-- 課題一覧 --
• A. ペネトレーションテストの本文で「ただし、彼らは物を盗むわけではありません」から始まる段落を、主な事実を残したまま箇条書きにまとめなさい。
• B. ペネトレーションテストの本文を、最後の文の後から書き継ぎなさい。

-- 本文 --
§

はじめに
自社のWebサイトやアプリケーションを、堅牢な「要塞」だと想像してみてください。
この要塞が、本当に堅牢なのか、果たして忍び込む隙がないのだろうか、事前に確認しておきたいと思いませんか?ペネトレーションテストとは、いわば「善良なハッカー(エシカルハッカー)」に頼んで、実際に要塞へ侵入を試みてもらうようなものです。
ただし、彼らは物を盗むわけではありません。アプリケーションの弱点を見つけようとしているだけです。これらの弱点には、推測しやすいパスワード、隠されたバックドア(進入用の裏口)、または、バイパスされた防御(鍵の掛かっていない窓)などが含まれます。
実施プロセス:どのように行うのか?

1. 計画・準備
最初に、テストの対象範囲(スコープ)、目標(ターゲット)、シナリオなどを定義します。

§

-- 提示資料 --
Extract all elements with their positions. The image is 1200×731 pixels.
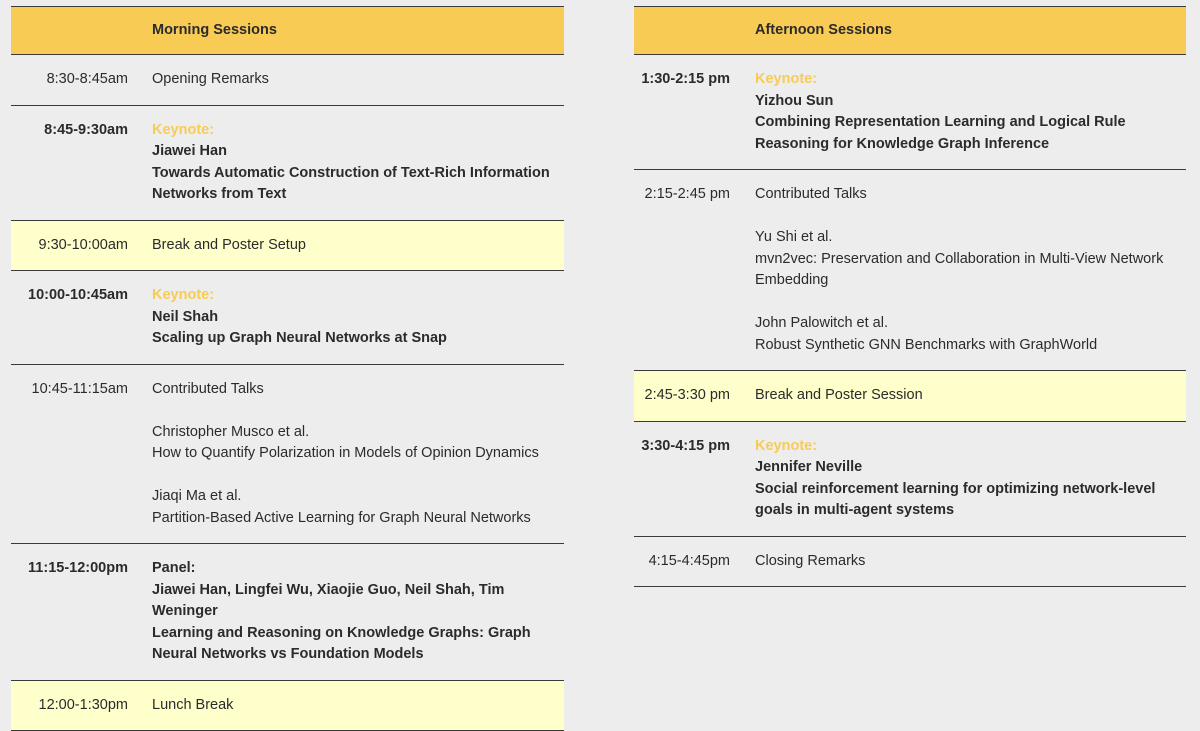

§

-- 解答一覧 --
• A.
- エシカルハッカーは物を盗まず、アプリケーションの弱点を見つけようとするだけである。
- 弱点の例
  - 推測しやすいパスワード
  - 隠されたバックドア(進入用の裏口)
  - バイパスされた防御(鍵の掛かっていない窓)

• B.
つまり、「何をテストしたいのか」、「どのように実施するのか」を決めていきます。これには、偽の攻撃を設定したり、さまざまな攻撃のための手法を試したり、アプリのどの部分に焦点を当てるかを選択したりすることが含まれます。
2. 情報収集・分析
次に、対象システムに関する情報を収集し、特別なツールを使用してアプリの脆弱性をスキャンします。
これらのツールは既知の脆弱性をリストアップするために使用します。広範囲かつ自動的に対象システムをスキャンし、攻撃の糸口となる脆弱性を特定します。これには、「すべてのドアが解錠されているか」、「簡単に侵入できる入口がないか」を確認するのと似ています。
3. 侵入試行
さあ、ここからが、テストの核心部分です。このフェーズでは、分析した脆弱性を利用して、実際にシステムの内部への侵入や、権限の奪取を試みます。
これには、パスワードを推測したり、設定の不備や、認証情報の窃取を試みたり、既知の弱点を悪用するために、アプリに侵入するためのさまざまな試みを行います。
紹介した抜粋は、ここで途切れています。